▶ Short task:
In the listing below, locate the lines that hold the string "diets". Copy those lines.

START

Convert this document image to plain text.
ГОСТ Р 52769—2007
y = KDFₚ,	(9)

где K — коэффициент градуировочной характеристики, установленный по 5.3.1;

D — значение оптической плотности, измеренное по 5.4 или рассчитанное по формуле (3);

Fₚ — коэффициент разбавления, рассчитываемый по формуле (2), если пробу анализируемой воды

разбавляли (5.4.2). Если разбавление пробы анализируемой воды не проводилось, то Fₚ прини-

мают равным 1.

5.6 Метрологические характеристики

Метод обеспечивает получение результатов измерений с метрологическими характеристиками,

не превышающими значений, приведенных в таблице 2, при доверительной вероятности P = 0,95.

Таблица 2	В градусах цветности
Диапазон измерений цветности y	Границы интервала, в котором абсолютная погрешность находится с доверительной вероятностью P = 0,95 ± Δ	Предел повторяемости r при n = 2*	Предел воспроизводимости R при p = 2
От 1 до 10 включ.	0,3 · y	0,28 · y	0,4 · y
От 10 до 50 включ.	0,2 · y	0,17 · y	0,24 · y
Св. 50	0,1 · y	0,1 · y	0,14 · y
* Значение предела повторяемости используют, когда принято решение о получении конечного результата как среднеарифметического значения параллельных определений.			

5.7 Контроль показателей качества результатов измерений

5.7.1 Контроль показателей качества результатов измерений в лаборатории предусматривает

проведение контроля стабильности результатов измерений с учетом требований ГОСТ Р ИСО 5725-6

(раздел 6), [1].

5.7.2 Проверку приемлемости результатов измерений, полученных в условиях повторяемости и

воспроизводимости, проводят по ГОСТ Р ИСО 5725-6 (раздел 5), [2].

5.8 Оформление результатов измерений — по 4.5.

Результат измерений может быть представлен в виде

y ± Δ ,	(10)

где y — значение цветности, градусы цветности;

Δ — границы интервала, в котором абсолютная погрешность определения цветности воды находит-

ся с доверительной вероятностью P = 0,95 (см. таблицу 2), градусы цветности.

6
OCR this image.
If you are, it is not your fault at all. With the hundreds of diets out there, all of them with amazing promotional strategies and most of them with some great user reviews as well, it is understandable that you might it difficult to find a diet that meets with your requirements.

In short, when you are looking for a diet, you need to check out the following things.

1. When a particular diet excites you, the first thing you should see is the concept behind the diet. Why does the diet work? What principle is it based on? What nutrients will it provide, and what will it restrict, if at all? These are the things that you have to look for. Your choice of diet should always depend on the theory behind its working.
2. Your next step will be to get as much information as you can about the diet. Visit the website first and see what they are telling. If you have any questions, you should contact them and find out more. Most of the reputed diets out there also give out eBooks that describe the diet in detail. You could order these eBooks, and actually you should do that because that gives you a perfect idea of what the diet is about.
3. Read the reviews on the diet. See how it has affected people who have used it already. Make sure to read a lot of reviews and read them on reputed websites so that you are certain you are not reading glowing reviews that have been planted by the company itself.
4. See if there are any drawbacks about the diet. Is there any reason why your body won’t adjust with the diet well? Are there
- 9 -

END

▶ Response for this exercise:
If you are, it is not your fault at all. With the hundreds of diets out there, all of them with amazing promotional strategies and most of them with some great user reviews as well, it is understandable that you might it difficult to find a diet that meets with your requirements.
2. Your next step will be to get as much information as you can about the diet. Visit the website first and see what they are telling. If you have any questions, you should contact them and find out more. Most of the reputed diets out there also give out eBooks that describe the diet in detail. You could order these eBooks, and actually you should do that because that gives you a perfect idea of what the diet is about.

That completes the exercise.